— Start of Records for the exercise —

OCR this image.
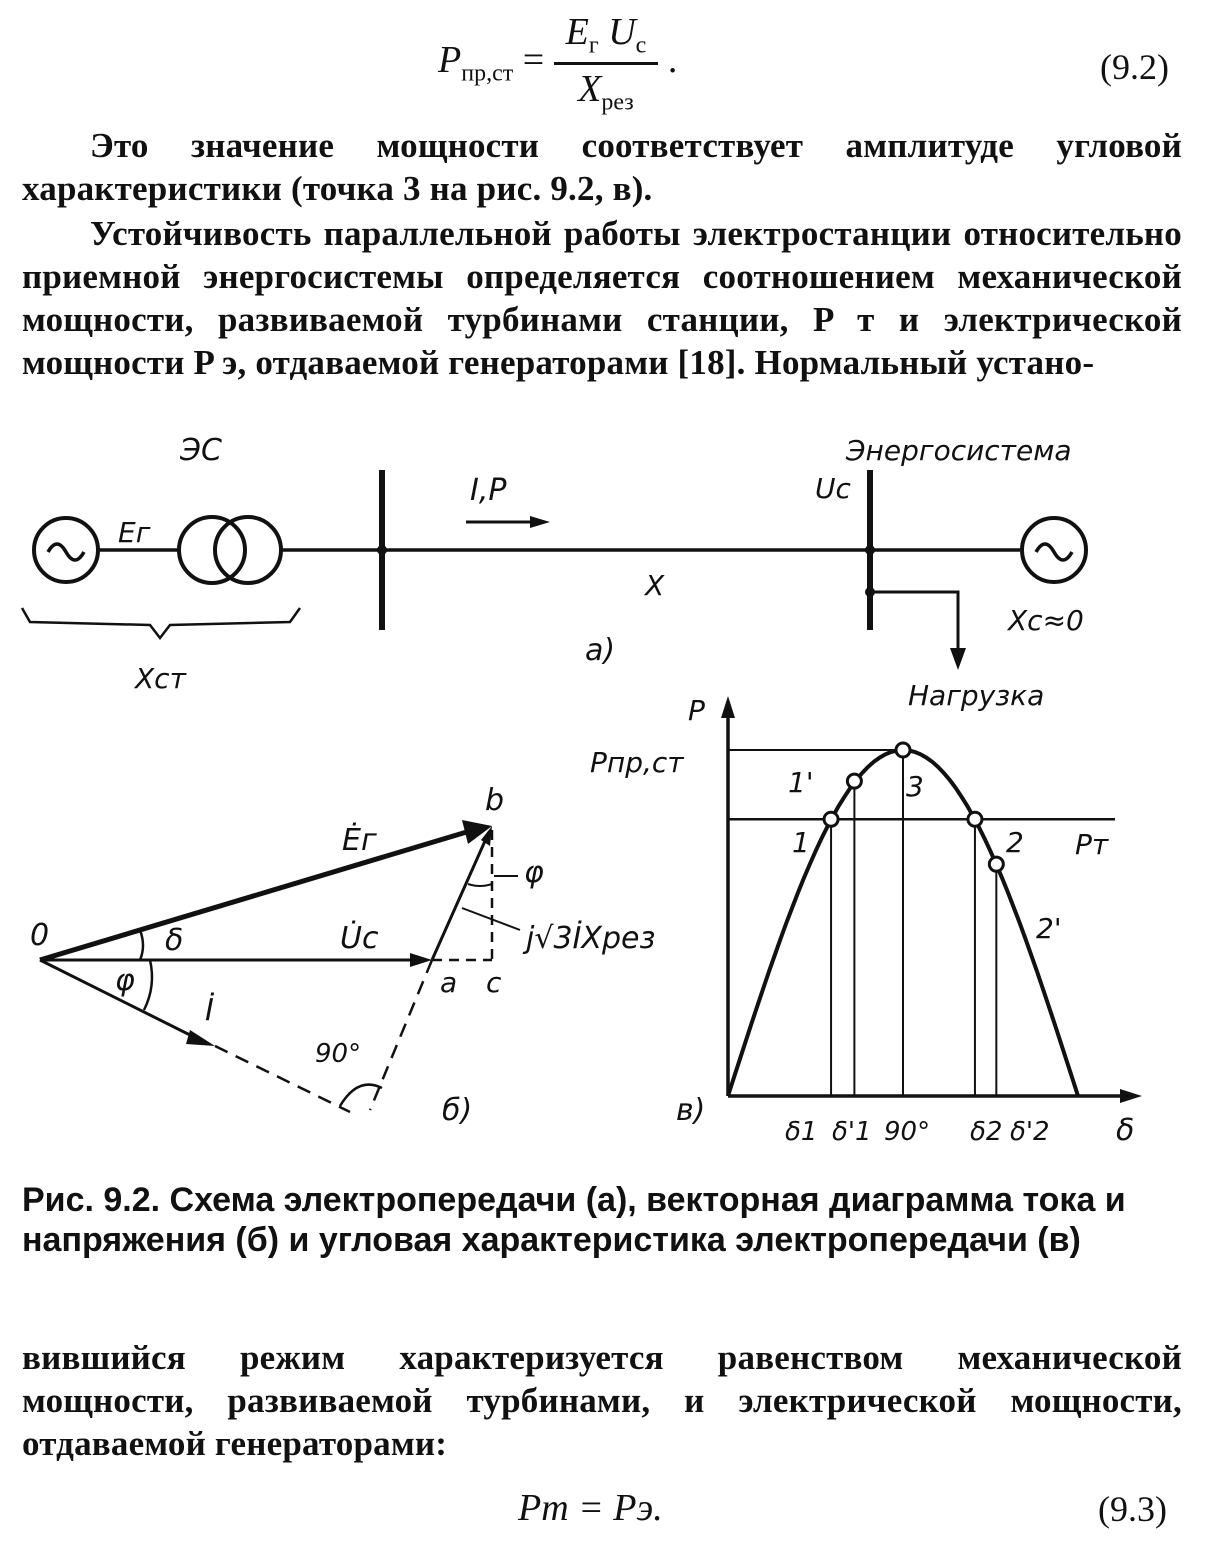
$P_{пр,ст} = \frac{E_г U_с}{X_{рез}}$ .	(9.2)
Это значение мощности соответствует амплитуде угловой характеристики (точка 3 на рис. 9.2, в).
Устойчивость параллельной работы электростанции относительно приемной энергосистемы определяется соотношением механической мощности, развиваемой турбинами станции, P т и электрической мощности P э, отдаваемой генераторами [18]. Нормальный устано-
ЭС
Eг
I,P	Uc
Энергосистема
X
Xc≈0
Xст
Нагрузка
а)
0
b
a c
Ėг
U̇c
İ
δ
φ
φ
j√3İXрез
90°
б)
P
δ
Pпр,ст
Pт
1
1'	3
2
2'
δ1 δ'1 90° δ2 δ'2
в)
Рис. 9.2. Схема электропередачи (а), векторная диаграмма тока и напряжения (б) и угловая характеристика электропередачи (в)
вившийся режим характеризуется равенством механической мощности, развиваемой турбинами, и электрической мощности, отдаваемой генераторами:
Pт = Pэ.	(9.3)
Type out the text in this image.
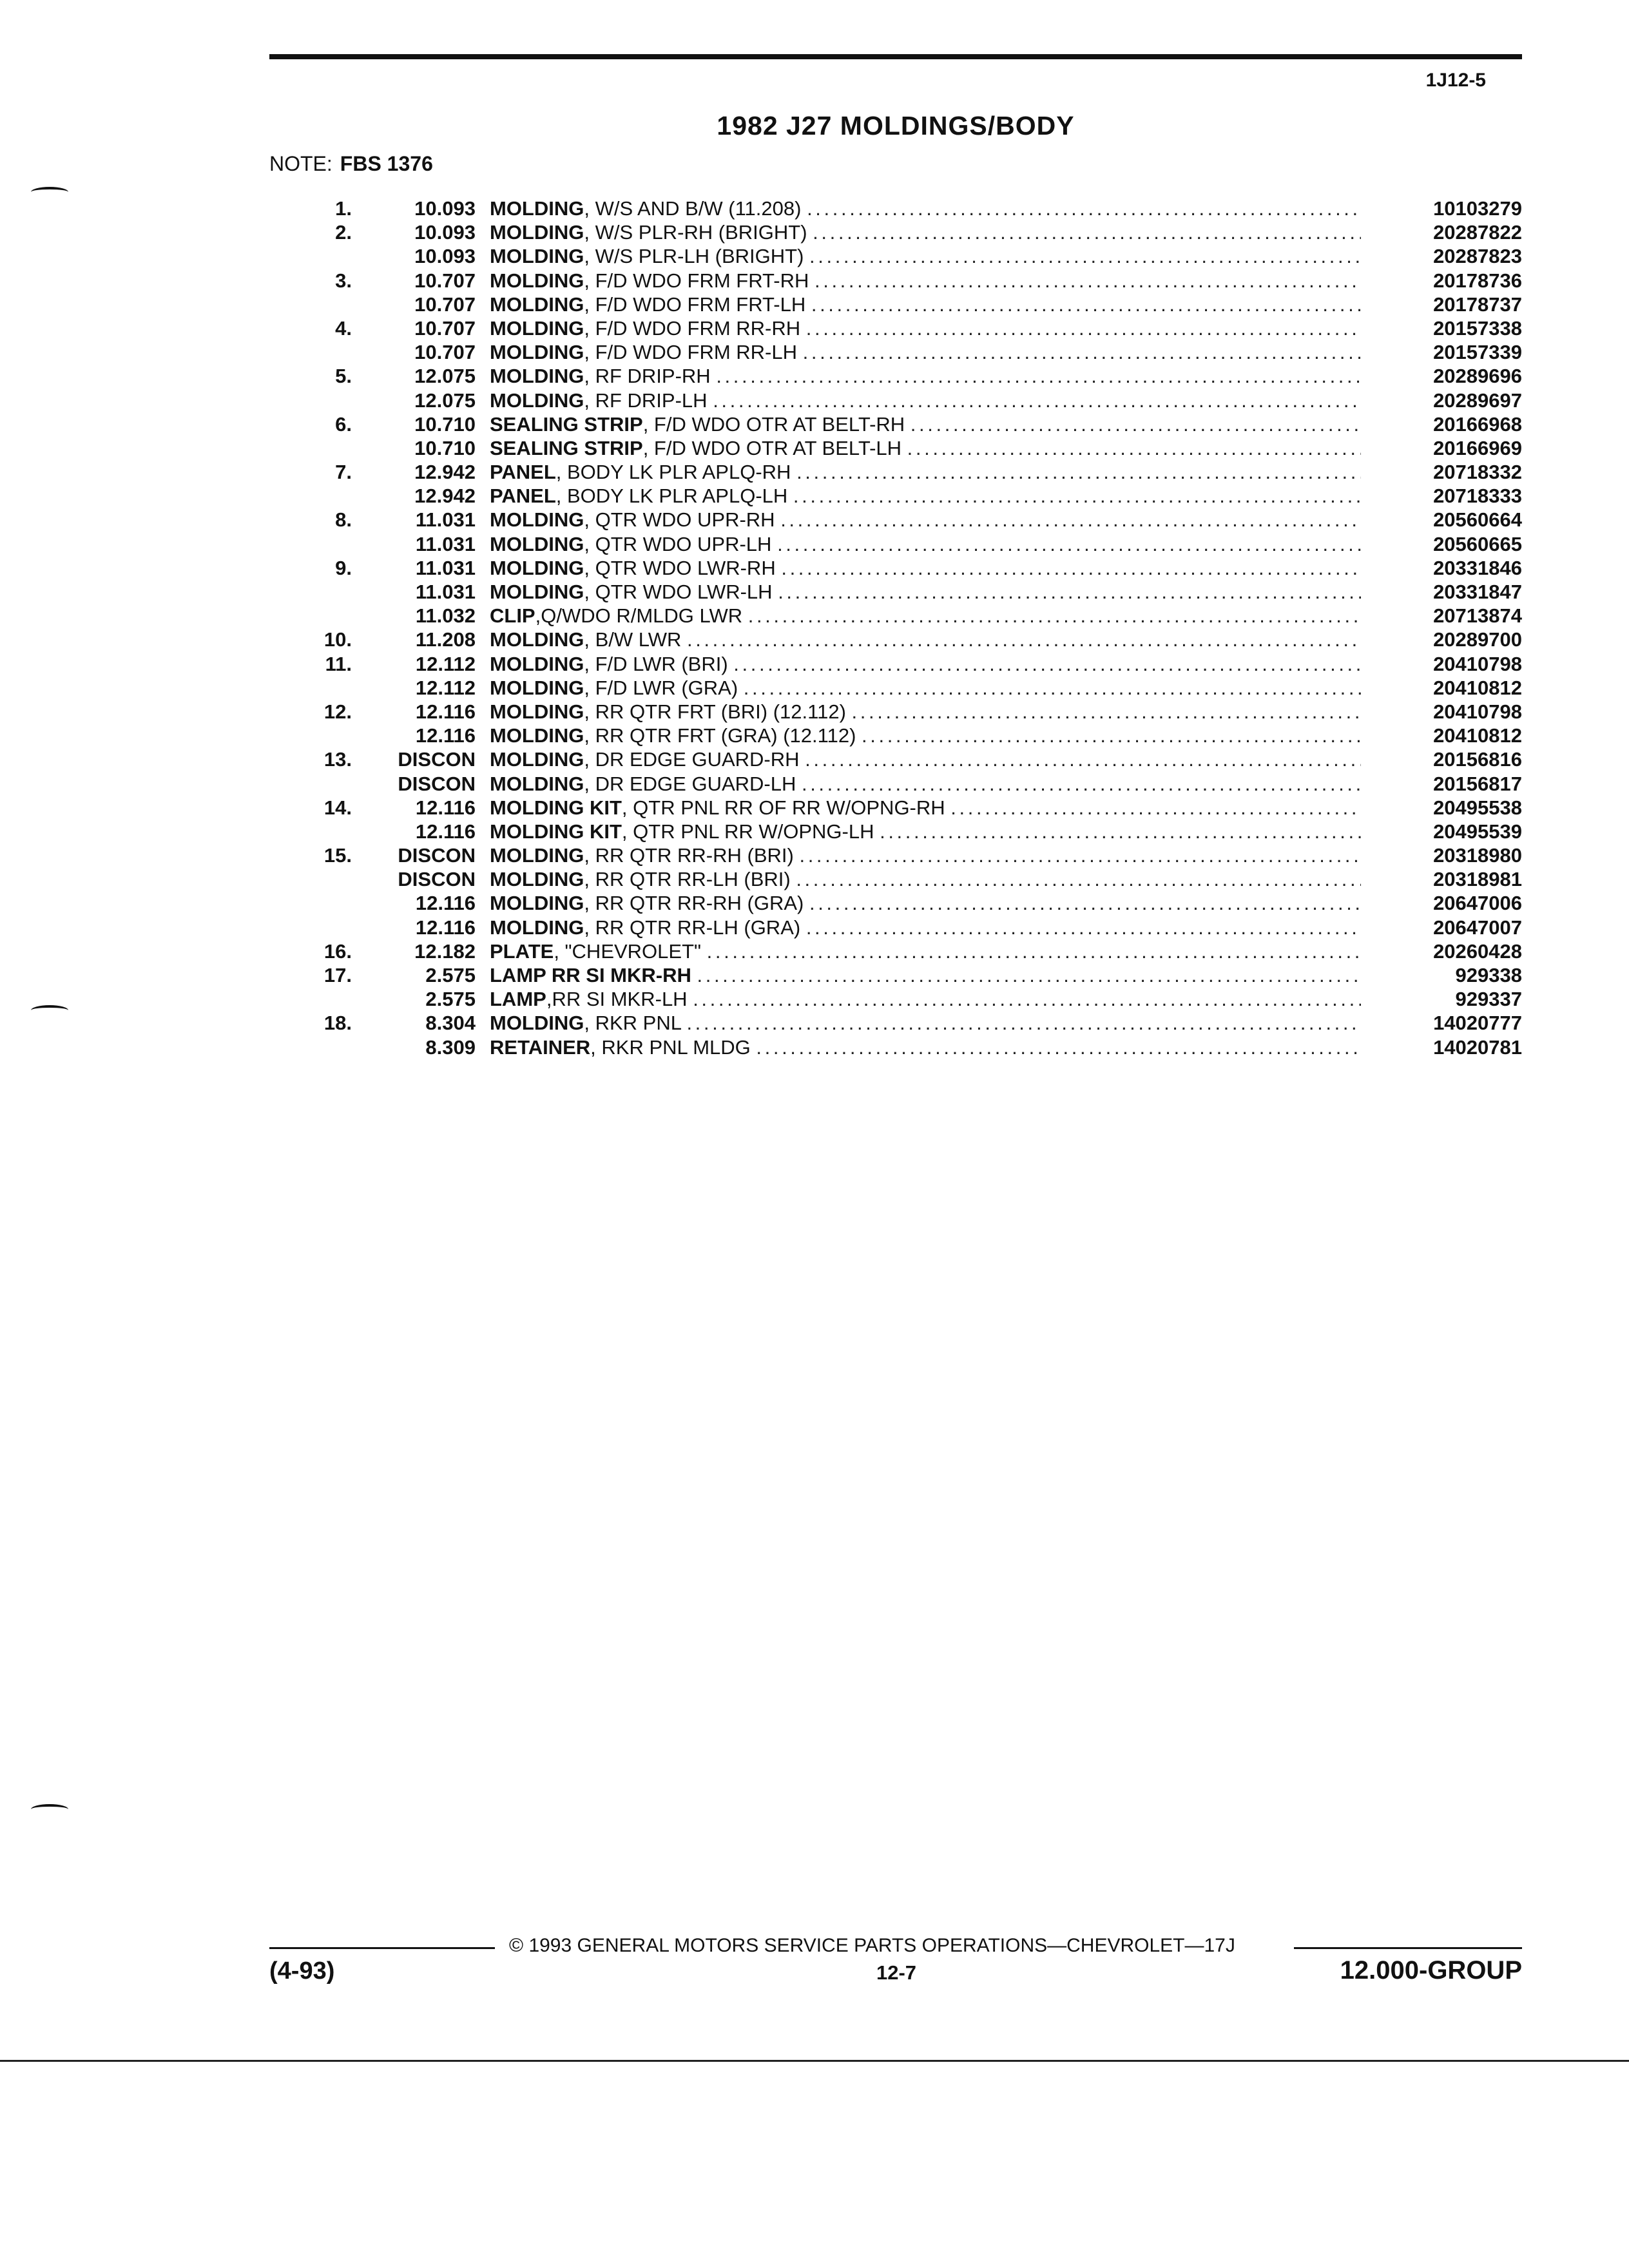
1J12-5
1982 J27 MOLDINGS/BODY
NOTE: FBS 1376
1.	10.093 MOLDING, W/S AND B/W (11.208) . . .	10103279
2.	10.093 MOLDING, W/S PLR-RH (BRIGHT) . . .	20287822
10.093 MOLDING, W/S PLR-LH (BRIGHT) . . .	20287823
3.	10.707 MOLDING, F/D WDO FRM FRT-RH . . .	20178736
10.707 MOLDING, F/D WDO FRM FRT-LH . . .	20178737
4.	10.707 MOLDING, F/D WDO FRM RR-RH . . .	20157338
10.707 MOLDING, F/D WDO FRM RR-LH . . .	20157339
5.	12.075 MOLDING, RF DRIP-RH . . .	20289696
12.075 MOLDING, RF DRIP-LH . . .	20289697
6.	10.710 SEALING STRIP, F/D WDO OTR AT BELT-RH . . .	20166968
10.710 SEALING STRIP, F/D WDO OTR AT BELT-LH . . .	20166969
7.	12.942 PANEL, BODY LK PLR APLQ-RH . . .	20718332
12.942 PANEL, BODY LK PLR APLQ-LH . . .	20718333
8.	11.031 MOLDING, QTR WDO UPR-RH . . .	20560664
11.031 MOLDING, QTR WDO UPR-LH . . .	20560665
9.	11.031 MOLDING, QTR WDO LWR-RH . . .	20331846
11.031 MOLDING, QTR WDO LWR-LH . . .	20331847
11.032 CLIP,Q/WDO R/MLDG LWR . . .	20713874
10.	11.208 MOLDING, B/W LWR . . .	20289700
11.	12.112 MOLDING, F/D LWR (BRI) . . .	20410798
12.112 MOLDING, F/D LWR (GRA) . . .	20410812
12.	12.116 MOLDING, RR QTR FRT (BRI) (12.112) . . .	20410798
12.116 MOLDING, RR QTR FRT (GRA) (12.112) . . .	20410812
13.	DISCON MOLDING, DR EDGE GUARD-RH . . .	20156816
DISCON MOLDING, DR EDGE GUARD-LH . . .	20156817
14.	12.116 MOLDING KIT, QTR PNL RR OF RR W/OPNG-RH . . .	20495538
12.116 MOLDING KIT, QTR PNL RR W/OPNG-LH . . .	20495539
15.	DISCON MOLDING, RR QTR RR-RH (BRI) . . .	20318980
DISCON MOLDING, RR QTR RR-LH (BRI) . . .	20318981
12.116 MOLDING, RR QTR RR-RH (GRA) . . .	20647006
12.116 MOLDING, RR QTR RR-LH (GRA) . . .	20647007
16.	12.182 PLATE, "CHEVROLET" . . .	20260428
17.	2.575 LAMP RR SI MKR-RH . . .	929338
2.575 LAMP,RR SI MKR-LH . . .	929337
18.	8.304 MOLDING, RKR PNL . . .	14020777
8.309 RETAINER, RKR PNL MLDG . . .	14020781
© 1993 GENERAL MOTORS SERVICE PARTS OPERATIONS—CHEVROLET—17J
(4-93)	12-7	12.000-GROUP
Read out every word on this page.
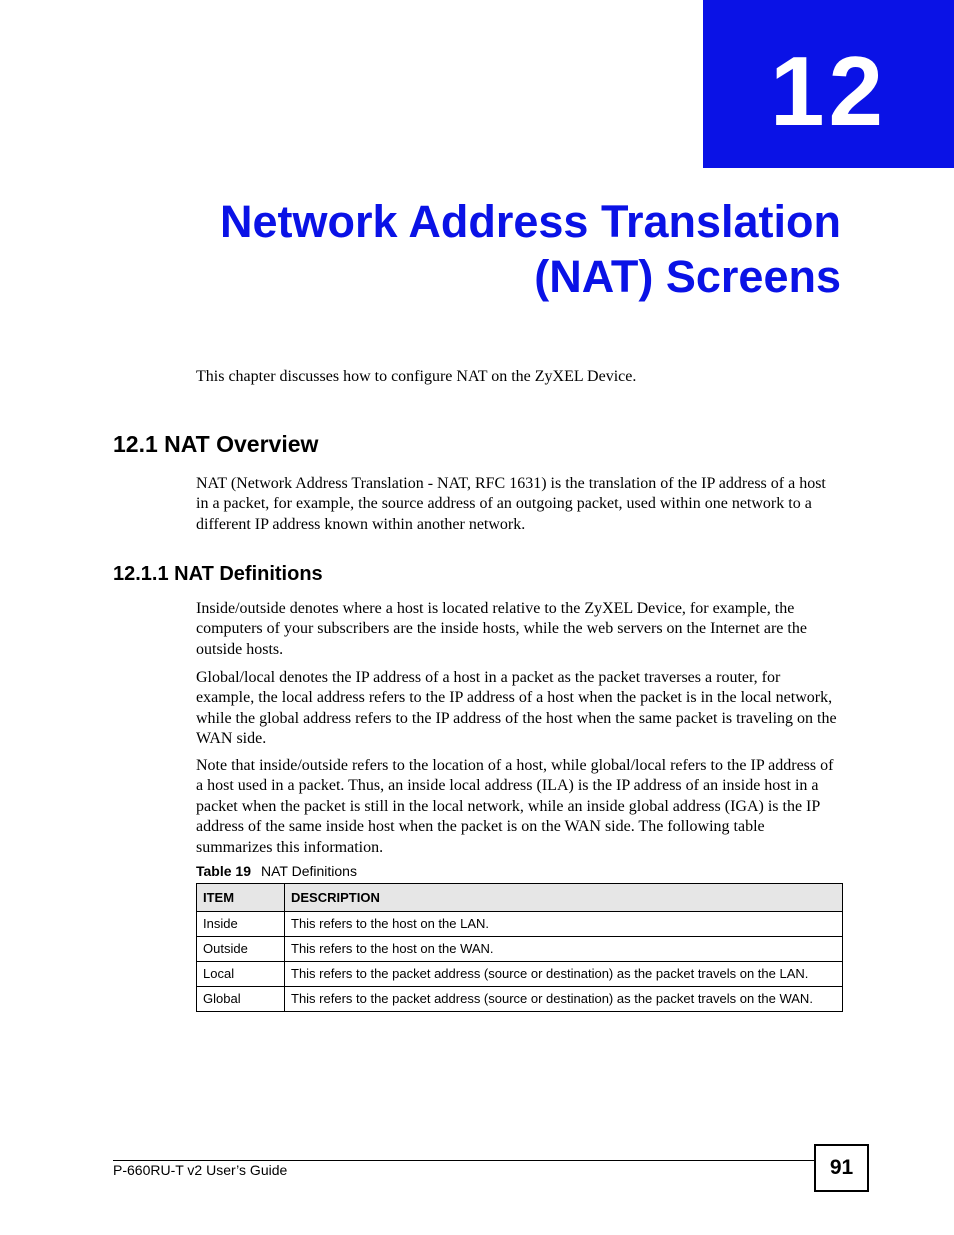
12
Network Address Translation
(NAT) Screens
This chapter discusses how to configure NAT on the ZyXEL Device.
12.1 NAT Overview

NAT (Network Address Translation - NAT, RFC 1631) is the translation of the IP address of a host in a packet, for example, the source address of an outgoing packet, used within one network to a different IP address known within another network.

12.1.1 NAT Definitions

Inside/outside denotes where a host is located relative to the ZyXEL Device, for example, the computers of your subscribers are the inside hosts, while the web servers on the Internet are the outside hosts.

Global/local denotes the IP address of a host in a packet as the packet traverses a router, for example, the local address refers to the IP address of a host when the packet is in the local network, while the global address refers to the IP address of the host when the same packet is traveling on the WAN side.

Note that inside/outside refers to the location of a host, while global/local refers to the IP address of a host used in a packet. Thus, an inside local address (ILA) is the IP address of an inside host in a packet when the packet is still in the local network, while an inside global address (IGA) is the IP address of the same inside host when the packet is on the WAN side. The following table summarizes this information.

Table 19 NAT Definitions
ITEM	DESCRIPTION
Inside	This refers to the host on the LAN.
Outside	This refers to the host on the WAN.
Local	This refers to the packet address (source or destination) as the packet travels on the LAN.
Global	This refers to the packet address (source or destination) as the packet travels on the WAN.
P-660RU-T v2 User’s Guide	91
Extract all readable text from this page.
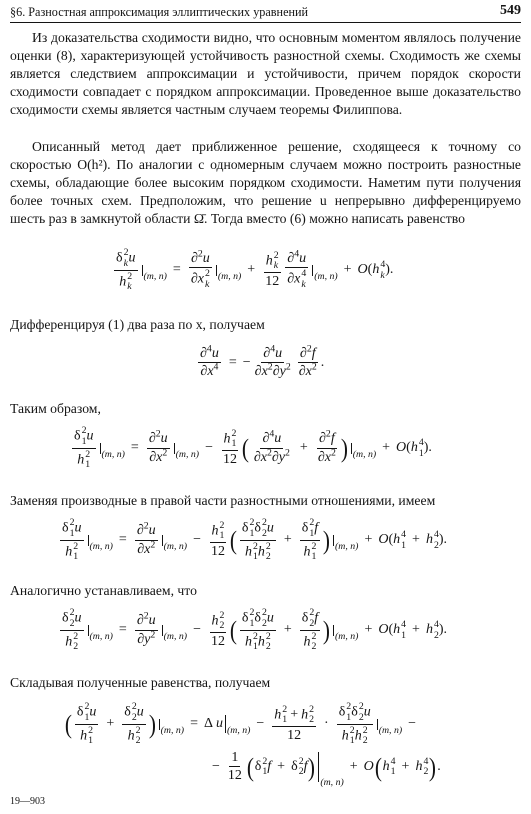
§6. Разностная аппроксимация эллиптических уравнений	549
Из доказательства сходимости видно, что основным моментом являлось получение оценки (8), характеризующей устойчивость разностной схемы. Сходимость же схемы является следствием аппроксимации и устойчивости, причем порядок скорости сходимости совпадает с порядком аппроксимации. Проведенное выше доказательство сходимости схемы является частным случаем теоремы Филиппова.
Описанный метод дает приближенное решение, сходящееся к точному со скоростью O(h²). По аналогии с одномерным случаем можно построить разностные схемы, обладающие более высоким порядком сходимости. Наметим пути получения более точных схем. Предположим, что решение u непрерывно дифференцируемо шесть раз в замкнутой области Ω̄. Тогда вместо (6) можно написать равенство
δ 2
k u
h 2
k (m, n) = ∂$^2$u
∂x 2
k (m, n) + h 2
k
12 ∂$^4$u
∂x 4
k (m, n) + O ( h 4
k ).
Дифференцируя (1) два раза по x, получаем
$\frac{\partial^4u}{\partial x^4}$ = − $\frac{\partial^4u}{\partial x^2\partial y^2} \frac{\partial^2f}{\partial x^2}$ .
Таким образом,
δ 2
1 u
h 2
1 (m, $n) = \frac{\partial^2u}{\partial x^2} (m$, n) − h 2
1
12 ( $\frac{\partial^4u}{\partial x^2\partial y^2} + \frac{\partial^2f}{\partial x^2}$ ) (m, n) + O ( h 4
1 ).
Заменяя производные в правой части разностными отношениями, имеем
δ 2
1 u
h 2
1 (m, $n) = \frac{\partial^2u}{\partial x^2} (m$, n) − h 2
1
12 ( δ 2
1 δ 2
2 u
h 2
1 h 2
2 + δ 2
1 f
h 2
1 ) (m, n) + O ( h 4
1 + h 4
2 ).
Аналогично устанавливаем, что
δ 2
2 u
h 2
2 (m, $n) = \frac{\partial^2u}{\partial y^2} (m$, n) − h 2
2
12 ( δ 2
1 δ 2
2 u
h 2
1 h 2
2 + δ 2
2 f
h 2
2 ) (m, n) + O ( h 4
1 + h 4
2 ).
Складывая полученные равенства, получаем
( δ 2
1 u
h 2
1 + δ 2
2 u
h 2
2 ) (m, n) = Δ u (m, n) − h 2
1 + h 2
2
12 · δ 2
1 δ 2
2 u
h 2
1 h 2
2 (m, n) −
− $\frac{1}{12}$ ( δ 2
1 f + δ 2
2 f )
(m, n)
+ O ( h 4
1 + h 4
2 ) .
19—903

— End of Records for the exercise —

Each line of the data that includes the word "travels" counts once; report the total and nothing more.

2